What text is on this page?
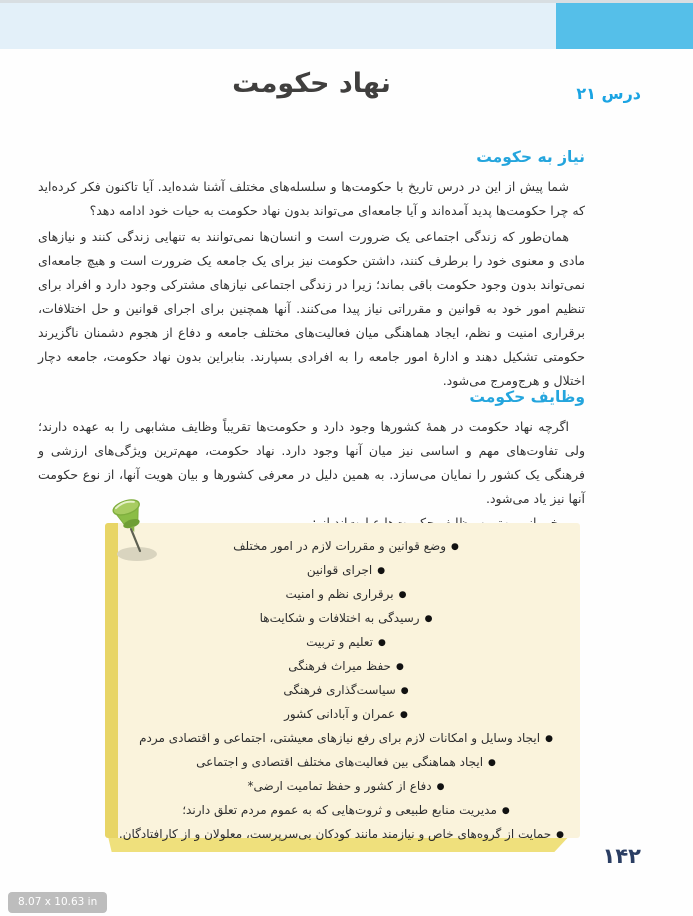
درس ۲۱
نهاد حکومت
نیاز به حکومت

شما پیش از این در درس تاریخ با حکومت‌ها و سلسله‌های مختلف آشنا شده‌اید. آیا تاکنون فکر کرده‌اید که چرا حکومت‌ها پدید آمده‌اند و آیا جامعه‌ای می‌تواند بدون نهاد حکومت به حیات خود ادامه دهد؟

همان‌طور که زندگی اجتماعی یک ضرورت است و انسان‌ها نمی‌توانند به تنهایی زندگی کنند و نیازهای مادی و معنوی خود را برطرف کنند، داشتن حکومت نیز برای یک جامعه یک ضرورت است و هیچ جامعه‌ای نمی‌تواند بدون وجود حکومت باقی بماند؛ زیرا در زندگی اجتماعی نیازهای مشترکی وجود دارد و افراد برای تنظیم امور خود به قوانین و مقرراتی نیاز پیدا می‌کنند. آنها همچنین برای اجرای قوانین و حل اختلافات، برقراری امنیت و نظم، ایجاد هماهنگی میان فعالیت‌های مختلف جامعه و دفاع از هجوم دشمنان ناگزیرند حکومتی تشکیل دهند و ادارهٔ امور جامعه را به افرادی بسپارند. بنابراین بدون نهاد حکومت، جامعه دچار اختلال و هرج‌ومرج می‌شود.

وظایف حکومت

اگرچه نهاد حکومت در همهٔ کشورها وجود دارد و حکومت‌ها تقریباً وظایف مشابهی را به عهده دارند؛ ولی تفاوت‌های مهم و اساسی نیز میان آنها وجود دارد. نهاد حکومت، مهم‌ترین ویژگی‌های ارزشی و فرهنگی یک کشور را نمایان می‌سازد. به همین دلیل در معرفی کشورها و بیان هویت آنها، از نوع حکومت آنها نیز یاد می‌شود.

●وضع قوانین و مقررات لازم در امور مختلف
●اجرای قوانین
●برقراری نظم و امنیت
●رسیدگی به اختلافات و شکایت‌ها
●تعلیم و تربیت
●حفظ میراث فرهنگی
●سیاست‌گذاری فرهنگی
●عمران و آبادانی کشور
●ایجاد وسایل و امکانات لازم برای رفع نیازهای معیشتی، اجتماعی و اقتصادی مردم
●ایجاد هماهنگی بین فعالیت‌های مختلف اقتصادی و اجتماعی
●دفاع از کشور و حفظ تمامیت ارضی*
●مدیریت منابع طبیعی و ثروت‌هایی که به عموم مردم تعلق دارند؛
●حمایت از گروه‌های خاص و نیازمند مانند کودکان بی‌سرپرست، معلولان و از کارافتادگان.
۱۴۲
8.07 x 10.63 in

_ _ _ _

THE TASK:
Every line of the data above should be quoted exactly. Omit the pictures.

WRITTEN ANSWER:
What text is on this page?
درس ۲۱
نهاد حکومت
نیاز به حکومت

شما پیش از این در درس تاریخ با حکومت‌ها و سلسله‌های مختلف آشنا شده‌اید. آیا تاکنون فکر کرده‌اید که چرا حکومت‌ها پدید آمده‌اند و آیا جامعه‌ای می‌تواند بدون نهاد حکومت به حیات خود ادامه دهد؟

همان‌طور که زندگی اجتماعی یک ضرورت است و انسان‌ها نمی‌توانند به تنهایی زندگی کنند و نیازهای مادی و معنوی خود را برطرف کنند، داشتن حکومت نیز برای یک جامعه یک ضرورت است و هیچ جامعه‌ای نمی‌تواند بدون وجود حکومت باقی بماند؛ زیرا در زندگی اجتماعی نیازهای مشترکی وجود دارد و افراد برای تنظیم امور خود به قوانین و مقرراتی نیاز پیدا می‌کنند. آنها همچنین برای اجرای قوانین و حل اختلافات، برقراری امنیت و نظم، ایجاد هماهنگی میان فعالیت‌های مختلف جامعه و دفاع از هجوم دشمنان ناگزیرند حکومتی تشکیل دهند و ادارهٔ امور جامعه را به افرادی بسپارند. بنابراین بدون نهاد حکومت، جامعه دچار اختلال و هرج‌ومرج می‌شود.

وظایف حکومت

اگرچه نهاد حکومت در همهٔ کشورها وجود دارد و حکومت‌ها تقریباً وظایف مشابهی را به عهده دارند؛ ولی تفاوت‌های مهم و اساسی نیز میان آنها وجود دارد. نهاد حکومت، مهم‌ترین ویژگی‌های ارزشی و فرهنگی یک کشور را نمایان می‌سازد. به همین دلیل در معرفی کشورها و بیان هویت آنها، از نوع حکومت آنها نیز یاد می‌شود.

●وضع قوانین و مقررات لازم در امور مختلف
●اجرای قوانین
●برقراری نظم و امنیت
●رسیدگی به اختلافات و شکایت‌ها
●تعلیم و تربیت
●حفظ میراث فرهنگی
●سیاست‌گذاری فرهنگی
●عمران و آبادانی کشور
●ایجاد وسایل و امکانات لازم برای رفع نیازهای معیشتی، اجتماعی و اقتصادی مردم
●ایجاد هماهنگی بین فعالیت‌های مختلف اقتصادی و اجتماعی
●دفاع از کشور و حفظ تمامیت ارضی*
●مدیریت منابع طبیعی و ثروت‌هایی که به عموم مردم تعلق دارند؛
●حمایت از گروه‌های خاص و نیازمند مانند کودکان بی‌سرپرست، معلولان و از کارافتادگان.
۱۴۲
8.07 x 10.63 in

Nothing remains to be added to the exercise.